SHORT EXERCISE: Reproduce the data exactly and drop any pictures it holds.

MATERIAL FOR THIS TASK:
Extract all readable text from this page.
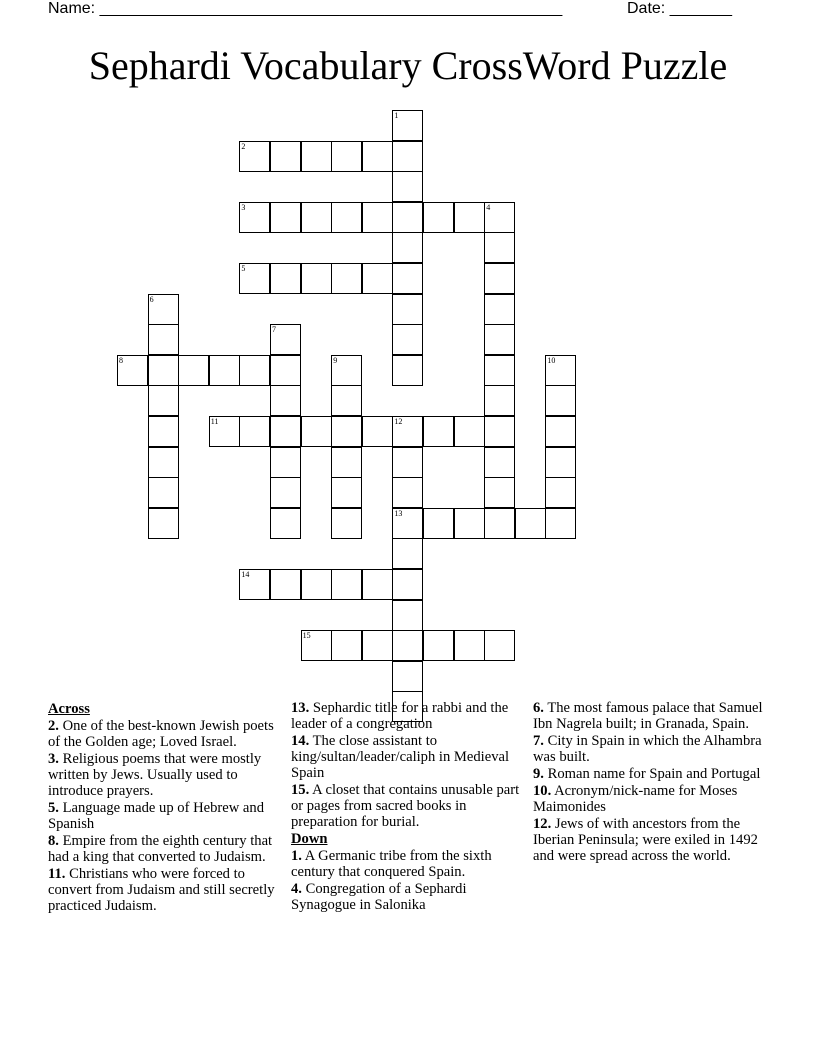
Name: ____________________________________________________	Date: _______
Sephardi Vocabulary CrossWord Puzzle
1
2
3	4
5
6
7
8	9	10
11	12
13
14
15
Across
2. One of the best-known Jewish poets of the Golden age; Loved Israel.
3. Religious poems that were mostly written by Jews. Usually used to introduce prayers.
5. Language made up of Hebrew and Spanish
8. Empire from the eighth century that had a king that converted to Judaism.
11. Christians who were forced to convert from Judaism and still secretly practiced Judaism.
13. Sephardic title for a rabbi and the leader of a congregation
14. The close assistant to king/sultan/leader/caliph in Medieval Spain
15. A closet that contains unusable part or pages from sacred books in preparation for burial.
Down
1. A Germanic tribe from the sixth century that conquered Spain.
4. Congregation of a Sephardi Synagogue in Salonika
6. The most famous palace that Samuel Ibn Nagrela built; in Granada, Spain.
7. City in Spain in which the Alhambra was built.
9. Roman name for Spain and Portugal
10. Acronym/nick-name for Moses Maimonides
12. Jews of with ancestors from the Iberian Peninsula; were exiled in 1492 and were spread across the world.
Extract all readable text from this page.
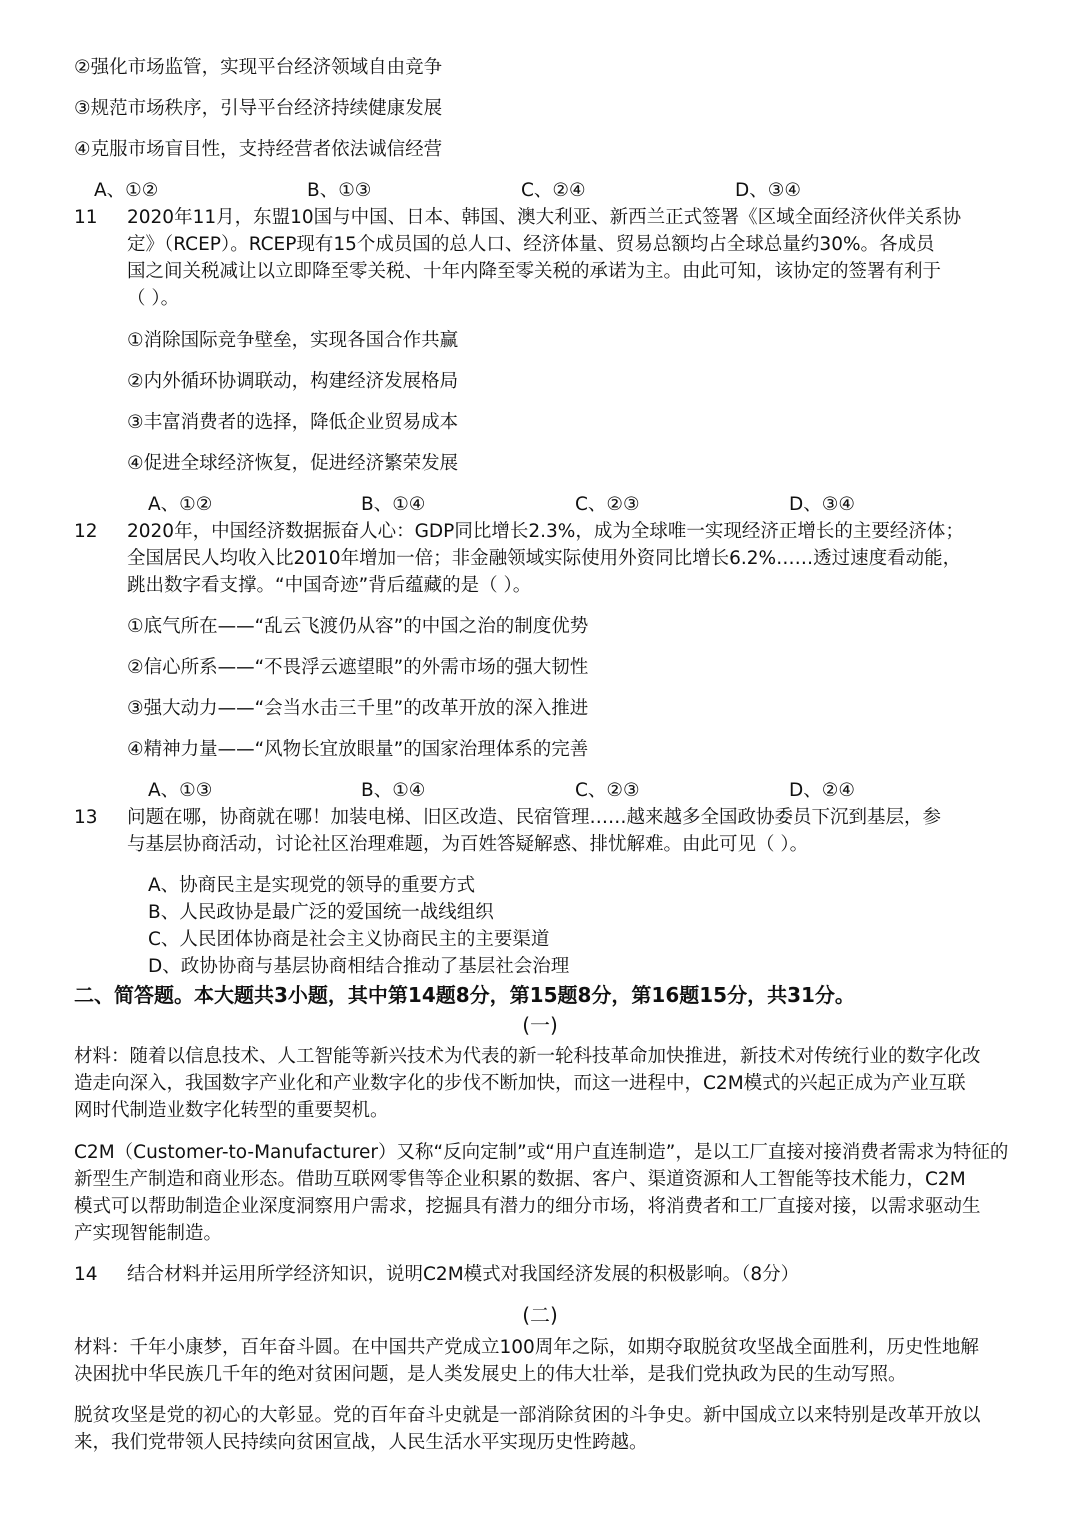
②强化市场监管，实现平台经济领域自由竞争
③规范市场秩序，引导平台经济持续健康发展
④克服市场盲目性，支持经营者依法诚信经营
A、①②	B、①③	C、②④	D、③④
11 2020年11月，东盟10国与中国、日本、韩国、澳大利亚、新西兰正式签署《区域全面经济伙伴关系协
定》（RCEP）。RCEP现有15个成员国的总人口、经济体量、贸易总额均占全球总量约30%。各成员
国之间关税减让以立即降至零关税、十年内降至零关税的承诺为主。由此可知，该协定的签署有利于
（ ）。
①消除国际竞争壁垒，实现各国合作共赢
②内外循环协调联动，构建经济发展格局
③丰富消费者的选择，降低企业贸易成本
④促进全球经济恢复，促进经济繁荣发展
A、①②	B、①④	C、②③	D、③④
12 2020年，中国经济数据振奋人心：GDP同比增长2.3%，成为全球唯一实现经济正增长的主要经济体；
全国居民人均收入比2010年增加一倍；非金融领域实际使用外资同比增长6.2%……透过速度看动能，
跳出数字看支撑。“中国奇迹”背后蕴藏的是（ ）。
①底气所在——“乱云飞渡仍从容”的中国之治的制度优势
②信心所系——“不畏浮云遮望眼”的外需市场的强大韧性
③强大动力——“会当水击三千里”的改革开放的深入推进
④精神力量——“风物长宜放眼量”的国家治理体系的完善
A、①③	B、①④	C、②③	D、②④
13 问题在哪，协商就在哪！加装电梯、旧区改造、民宿管理……越来越多全国政协委员下沉到基层，参
与基层协商活动，讨论社区治理难题，为百姓答疑解惑、排忧解难。由此可见（ ）。
A、协商民主是实现党的领导的重要方式
B、人民政协是最广泛的爱国统一战线组织
C、人民团体协商是社会主义协商民主的主要渠道
D、政协协商与基层协商相结合推动了基层社会治理
二、简答题。本大题共3小题，其中第14题8分，第15题8分，第16题15分，共31分。
(一)
材料：随着以信息技术、人工智能等新兴技术为代表的新一轮科技革命加快推进，新技术对传统行业的数字化改
造走向深入，我国数字产业化和产业数字化的步伐不断加快，而这一进程中，C2M模式的兴起正成为产业互联
网时代制造业数字化转型的重要契机。
C2M（Customer-to-Manufacturer）又称“反向定制”或“用户直连制造”，是以工厂直接对接消费者需求为特征的
新型生产制造和商业形态。借助互联网零售等企业积累的数据、客户、渠道资源和人工智能等技术能力，C2M
模式可以帮助制造企业深度洞察用户需求，挖掘具有潜力的细分市场，将消费者和工厂直接对接，以需求驱动生
产实现智能制造。
14 结合材料并运用所学经济知识，说明C2M模式对我国经济发展的积极影响。（8分）
(二)
材料：千年小康梦，百年奋斗圆。在中国共产党成立100周年之际，如期夺取脱贫攻坚战全面胜利，历史性地解
决困扰中华民族几千年的绝对贫困问题，是人类发展史上的伟大壮举，是我们党执政为民的生动写照。
脱贫攻坚是党的初心的大彰显。党的百年奋斗史就是一部消除贫困的斗争史。新中国成立以来特别是改革开放以
来，我们党带领人民持续向贫困宣战，人民生活水平实现历史性跨越。
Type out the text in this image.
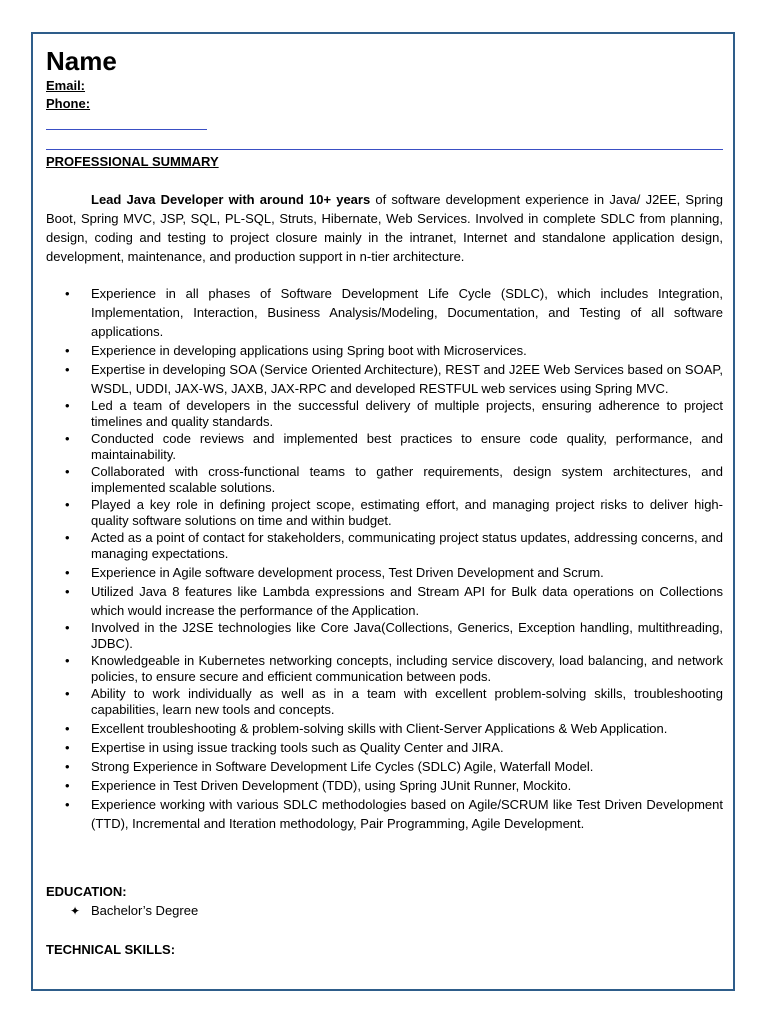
Name
Email:
Phone:
PROFESSIONAL SUMMARY

Lead Java Developer with around 10+ years of software development experience in Java/ J2EE, Spring Boot, Spring MVC, JSP, SQL, PL-SQL, Struts, Hibernate, Web Services. Involved in complete SDLC from planning, design, coding and testing to project closure mainly in the intranet, Internet and standalone application design, development, maintenance, and production support in n-tier architecture.

• Experience in all phases of Software Development Life Cycle (SDLC), which includes Integration, Implementation, Interaction, Business Analysis/Modeling, Documentation, and Testing of all software applications.
• Experience in developing applications using Spring boot with Microservices.
• Expertise in developing SOA (Service Oriented Architecture), REST and J2EE Web Services based on SOAP, WSDL, UDDI, JAX-WS, JAXB, JAX-RPC and developed RESTFUL web services using Spring MVC.
• Led a team of developers in the successful delivery of multiple projects, ensuring adherence to project timelines and quality standards.
• Conducted code reviews and implemented best practices to ensure code quality, performance, and maintainability.
• Collaborated with cross-functional teams to gather requirements, design system architectures, and implemented scalable solutions.
• Played a key role in defining project scope, estimating effort, and managing project risks to deliver high-quality software solutions on time and within budget.
• Acted as a point of contact for stakeholders, communicating project status updates, addressing concerns, and managing expectations.
• Experience in Agile software development process, Test Driven Development and Scrum.
• Utilized Java 8 features like Lambda expressions and Stream API for Bulk data operations on Collections which would increase the performance of the Application.
• Involved in the J2SE technologies like Core Java(Collections, Generics, Exception handling, multithreading, JDBC).
• Knowledgeable in Kubernetes networking concepts, including service discovery, load balancing, and network policies, to ensure secure and efficient communication between pods.
• Ability to work individually as well as in a team with excellent problem-solving skills, troubleshooting capabilities, learn new tools and concepts.
• Excellent troubleshooting & problem-solving skills with Client-Server Applications & Web Application.
• Expertise in using issue tracking tools such as Quality Center and JIRA.
• Strong Experience in Software Development Life Cycles (SDLC) Agile, Waterfall Model.
• Experience in Test Driven Development (TDD), using Spring JUnit Runner, Mockito.
• Experience working with various SDLC methodologies based on Agile/SCRUM like Test Driven Development (TTD), Incremental and Iteration methodology, Pair Programming, Agile Development.
EDUCATION:
✦ Bachelor’s Degree
TECHNICAL SKILLS:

WRITTEN REPLY:
Extract all readable text from this page.
Name: ____________________________________________________	Date: _______
Sephardi Vocabulary CrossWord Puzzle
1
2
3	4
5
6
7
8	9	10
11	12
13
14
15
Across
2. One of the best-known Jewish poets of the Golden age; Loved Israel.
3. Religious poems that were mostly written by Jews. Usually used to introduce prayers.
5. Language made up of Hebrew and Spanish
8. Empire from the eighth century that had a king that converted to Judaism.
11. Christians who were forced to convert from Judaism and still secretly practiced Judaism.
13. Sephardic title for a rabbi and the leader of a congregation
14. The close assistant to king/sultan/leader/caliph in Medieval Spain
15. A closet that contains unusable part or pages from sacred books in preparation for burial.
Down
1. A Germanic tribe from the sixth century that conquered Spain.
4. Congregation of a Sephardi Synagogue in Salonika
6. The most famous palace that Samuel Ibn Nagrela built; in Granada, Spain.
7. City in Spain in which the Alhambra was built.
9. Roman name for Spain and Portugal
10. Acronym/nick-name for Moses Maimonides
12. Jews of with ancestors from the Iberian Peninsula; were exiled in 1492 and were spread across the world.
Extract all readable text from this page.
②强化市场监管，实现平台经济领域自由竞争
③规范市场秩序，引导平台经济持续健康发展
④克服市场盲目性，支持经营者依法诚信经营
A、①②	B、①③	C、②④	D、③④
11 2020年11月，东盟10国与中国、日本、韩国、澳大利亚、新西兰正式签署《区域全面经济伙伴关系协
定》（RCEP）。RCEP现有15个成员国的总人口、经济体量、贸易总额均占全球总量约30%。各成员
国之间关税减让以立即降至零关税、十年内降至零关税的承诺为主。由此可知，该协定的签署有利于
（ ）。
①消除国际竞争壁垒，实现各国合作共赢
②内外循环协调联动，构建经济发展格局
③丰富消费者的选择，降低企业贸易成本
④促进全球经济恢复，促进经济繁荣发展
A、①②	B、①④	C、②③	D、③④
12 2020年，中国经济数据振奋人心：GDP同比增长2.3%，成为全球唯一实现经济正增长的主要经济体；
全国居民人均收入比2010年增加一倍；非金融领域实际使用外资同比增长6.2%……透过速度看动能，
跳出数字看支撑。“中国奇迹”背后蕴藏的是（ ）。
①底气所在——“乱云飞渡仍从容”的中国之治的制度优势
②信心所系——“不畏浮云遮望眼”的外需市场的强大韧性
③强大动力——“会当水击三千里”的改革开放的深入推进
④精神力量——“风物长宜放眼量”的国家治理体系的完善
A、①③	B、①④	C、②③	D、②④
13 问题在哪，协商就在哪！加装电梯、旧区改造、民宿管理……越来越多全国政协委员下沉到基层，参
与基层协商活动，讨论社区治理难题，为百姓答疑解惑、排忧解难。由此可见（ ）。
A、协商民主是实现党的领导的重要方式
B、人民政协是最广泛的爱国统一战线组织
C、人民团体协商是社会主义协商民主的主要渠道
D、政协协商与基层协商相结合推动了基层社会治理
二、简答题。本大题共3小题，其中第14题8分，第15题8分，第16题15分，共31分。
(一)
材料：随着以信息技术、人工智能等新兴技术为代表的新一轮科技革命加快推进，新技术对传统行业的数字化改
造走向深入，我国数字产业化和产业数字化的步伐不断加快，而这一进程中，C2M模式的兴起正成为产业互联
网时代制造业数字化转型的重要契机。
C2M（Customer-to-Manufacturer）又称“反向定制”或“用户直连制造”，是以工厂直接对接消费者需求为特征的
新型生产制造和商业形态。借助互联网零售等企业积累的数据、客户、渠道资源和人工智能等技术能力，C2M
模式可以帮助制造企业深度洞察用户需求，挖掘具有潜力的细分市场，将消费者和工厂直接对接，以需求驱动生
产实现智能制造。
14 结合材料并运用所学经济知识，说明C2M模式对我国经济发展的积极影响。（8分）
(二)
材料：千年小康梦，百年奋斗圆。在中国共产党成立100周年之际，如期夺取脱贫攻坚战全面胜利，历史性地解
决困扰中华民族几千年的绝对贫困问题，是人类发展史上的伟大壮举，是我们党执政为民的生动写照。
脱贫攻坚是党的初心的大彰显。党的百年奋斗史就是一部消除贫困的斗争史。新中国成立以来特别是改革开放以
来，我们党带领人民持续向贫困宣战，人民生活水平实现历史性跨越。
Type out the text in this image.
Name
Email:
Phone:
PROFESSIONAL SUMMARY

Lead Java Developer with around 10+ years of software development experience in Java/ J2EE, Spring Boot, Spring MVC, JSP, SQL, PL-SQL, Struts, Hibernate, Web Services. Involved in complete SDLC from planning, design, coding and testing to project closure mainly in the intranet, Internet and standalone application design, development, maintenance, and production support in n-tier architecture.

• Experience in all phases of Software Development Life Cycle (SDLC), which includes Integration, Implementation, Interaction, Business Analysis/Modeling, Documentation, and Testing of all software applications.
• Experience in developing applications using Spring boot with Microservices.
• Expertise in developing SOA (Service Oriented Architecture), REST and J2EE Web Services based on SOAP, WSDL, UDDI, JAX-WS, JAXB, JAX-RPC and developed RESTFUL web services using Spring MVC.
• Led a team of developers in the successful delivery of multiple projects, ensuring adherence to project timelines and quality standards.
• Conducted code reviews and implemented best practices to ensure code quality, performance, and maintainability.
• Collaborated with cross-functional teams to gather requirements, design system architectures, and implemented scalable solutions.
• Played a key role in defining project scope, estimating effort, and managing project risks to deliver high-quality software solutions on time and within budget.
• Acted as a point of contact for stakeholders, communicating project status updates, addressing concerns, and managing expectations.
• Experience in Agile software development process, Test Driven Development and Scrum.
• Utilized Java 8 features like Lambda expressions and Stream API for Bulk data operations on Collections which would increase the performance of the Application.
• Involved in the J2SE technologies like Core Java(Collections, Generics, Exception handling, multithreading, JDBC).
• Knowledgeable in Kubernetes networking concepts, including service discovery, load balancing, and network policies, to ensure secure and efficient communication between pods.
• Ability to work individually as well as in a team with excellent problem-solving skills, troubleshooting capabilities, learn new tools and concepts.
• Excellent troubleshooting & problem-solving skills with Client-Server Applications & Web Application.
• Expertise in using issue tracking tools such as Quality Center and JIRA.
• Strong Experience in Software Development Life Cycles (SDLC) Agile, Waterfall Model.
• Experience in Test Driven Development (TDD), using Spring JUnit Runner, Mockito.
• Experience working with various SDLC methodologies based on Agile/SCRUM like Test Driven Development (TTD), Incremental and Iteration methodology, Pair Programming, Agile Development.
EDUCATION:
✦ Bachelor’s Degree
TECHNICAL SKILLS:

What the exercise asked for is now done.